* **WHAT TO DO**:
Pick out each line with the word "screenshot" from the material that follows.

— START RECORD EXCERPTS —

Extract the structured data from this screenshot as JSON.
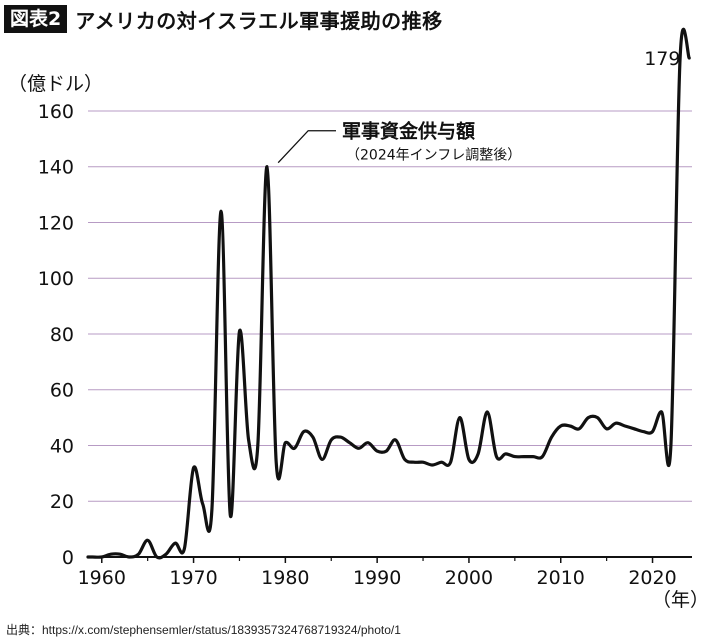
{
  "figure_label": "図表2",
  "title": "アメリカの対イスラエル軍事援助の推移",
  "source": "出典：https://x.com/stephensemler/status/1839357324768719324/photo/1",
  "chart_data": {
    "type": "line",
    "title": "アメリカの対イスラエル軍事援助の推移",
    "ylabel": "（億ドル）",
    "xlabel": "（年）",
    "xlim": [
      1959,
      2024
    ],
    "ylim": [
      0,
      179
    ],
    "yticks": [
      0,
      20,
      40,
      60,
      80,
      100,
      120,
      140,
      160
    ],
    "xticks": [
      1960,
      1970,
      1980,
      1990,
      2000,
      2010,
      2020
    ],
    "grid": "horizontal",
    "series": [
      {
        "name": "軍事資金供与額",
        "subtitle": "（2024年インフレ調整後）",
        "color": "#111111",
        "x": [
          1958.5,
          1959,
          1960,
          1961,
          1962,
          1963,
          1964,
          1965,
          1966,
          1967,
          1968,
          1969,
          1970,
          1971,
          1972,
          1973,
          1974,
          1975,
          1976,
          1977,
          1978,
          1979,
          1980,
          1981,
          1982,
          1983,
          1984,
          1985,
          1986,
          1987,
          1988,
          1989,
          1990,
          1991,
          1992,
          1993,
          1994,
          1995,
          1996,
          1997,
          1998,
          1999,
          2000,
          2001,
          2002,
          2003,
          2004,
          2005,
          2006,
          2007,
          2008,
          2009,
          2010,
          2011,
          2012,
          2013,
          2014,
          2015,
          2016,
          2017,
          2018,
          2019,
          2020,
          2021,
          2022,
          2023,
          2024
        ],
        "values": [
          0,
          0,
          0,
          1,
          1,
          0,
          1,
          6,
          0,
          1,
          5,
          3,
          32,
          19,
          17,
          124,
          15,
          81,
          42,
          40,
          140,
          34,
          41,
          39,
          45,
          43,
          35,
          42,
          43,
          41,
          39,
          41,
          38,
          38,
          42,
          35,
          34,
          34,
          33,
          34,
          34,
          50,
          35,
          37,
          52,
          36,
          37,
          36,
          36,
          36,
          36,
          43,
          47,
          47,
          46,
          50,
          50,
          46,
          48,
          47,
          46,
          45,
          45,
          52,
          40,
          179,
          179
        ],
        "end_label": "179"
      }
    ]
  }
}
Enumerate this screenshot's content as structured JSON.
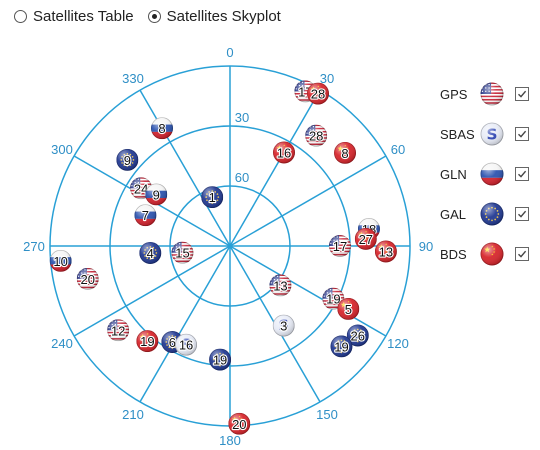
{
  "view_toggle": {
    "options": [
      {
        "label": "Satellites Table",
        "selected": false
      },
      {
        "label": "Satellites Skyplot",
        "selected": true
      }
    ]
  },
  "skyplot": {
    "grid_color": "#29a0d6",
    "label_color": "#2f8fc6",
    "azimuth_labels": [
      "0",
      "30",
      "60",
      "90",
      "120",
      "150",
      "180",
      "210",
      "240",
      "270",
      "300",
      "330"
    ],
    "elevation_labels": [
      "30",
      "60"
    ],
    "satellites": [
      {
        "id": "8",
        "system": "GLN",
        "az": 330,
        "el": 22
      },
      {
        "id": "9",
        "system": "GAL",
        "az": 310,
        "el": 23
      },
      {
        "id": "17",
        "system": "GPS",
        "az": 26,
        "el": 4
      },
      {
        "id": "28",
        "system": "BDS",
        "az": 30,
        "el": 2
      },
      {
        "id": "28",
        "system": "GPS",
        "az": 38,
        "el": 20
      },
      {
        "id": "8",
        "system": "BDS",
        "az": 51,
        "el": 16
      },
      {
        "id": "16",
        "system": "BDS",
        "az": 30,
        "el": 36
      },
      {
        "id": "24",
        "system": "GPS",
        "az": 303,
        "el": 37
      },
      {
        "id": "9",
        "system": "GLN",
        "az": 305,
        "el": 45
      },
      {
        "id": "7",
        "system": "GLN",
        "az": 290,
        "el": 45
      },
      {
        "id": "1",
        "system": "GAL",
        "az": 340,
        "el": 64
      },
      {
        "id": "4",
        "system": "GAL",
        "az": 265,
        "el": 50
      },
      {
        "id": "15",
        "system": "GPS",
        "az": 262,
        "el": 66
      },
      {
        "id": "18",
        "system": "GLN",
        "az": 83,
        "el": 20
      },
      {
        "id": "27",
        "system": "BDS",
        "az": 87,
        "el": 22
      },
      {
        "id": "13",
        "system": "BDS",
        "az": 92,
        "el": 12
      },
      {
        "id": "17",
        "system": "GPS",
        "az": 90,
        "el": 35
      },
      {
        "id": "10",
        "system": "GLN",
        "az": 265,
        "el": 5
      },
      {
        "id": "20",
        "system": "GPS",
        "az": 257,
        "el": 17
      },
      {
        "id": "13",
        "system": "GPS",
        "az": 128,
        "el": 58
      },
      {
        "id": "19",
        "system": "GPS",
        "az": 117,
        "el": 32
      },
      {
        "id": "5",
        "system": "BDS",
        "az": 118,
        "el": 23
      },
      {
        "id": "26",
        "system": "GAL",
        "az": 125,
        "el": 12
      },
      {
        "id": "19",
        "system": "GAL",
        "az": 132,
        "el": 15
      },
      {
        "id": "3",
        "system": "SBAS",
        "az": 146,
        "el": 42
      },
      {
        "id": "12",
        "system": "GPS",
        "az": 233,
        "el": 20
      },
      {
        "id": "19",
        "system": "BDS",
        "az": 221,
        "el": 27
      },
      {
        "id": "6",
        "system": "GAL",
        "az": 211,
        "el": 34
      },
      {
        "id": "16",
        "system": "SBAS",
        "az": 204,
        "el": 36
      },
      {
        "id": "19",
        "system": "GAL",
        "az": 185,
        "el": 33
      },
      {
        "id": "20",
        "system": "BDS",
        "az": 177,
        "el": 1
      }
    ]
  },
  "legend": [
    {
      "label": "GPS",
      "icon": "gps-flag-icon",
      "checked": true
    },
    {
      "label": "SBAS",
      "icon": "sbas-s-icon",
      "checked": true
    },
    {
      "label": "GLN",
      "icon": "gln-flag-icon",
      "checked": true
    },
    {
      "label": "GAL",
      "icon": "gal-flag-icon",
      "checked": true
    },
    {
      "label": "BDS",
      "icon": "bds-flag-icon",
      "checked": true
    }
  ],
  "colors": {
    "gps_red": "#c8273a",
    "gps_blue": "#2b3a8c",
    "gal_blue": "#223a93",
    "gal_star": "#f2c94c",
    "bds_red": "#d7262c",
    "bds_star": "#ffd200",
    "gln_white": "#f5f5f5",
    "gln_blue": "#2d54b0",
    "gln_red": "#d3232e",
    "sbas_fill": "#e8ecf7",
    "sbas_letter": "#3147b3"
  }
}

— END RECORD EXCERPTS —

* **PROBLEM SOLUTION**:
Extract the structured data from this screenshot as JSON.
Enumerate this screenshot's content as structured JSON.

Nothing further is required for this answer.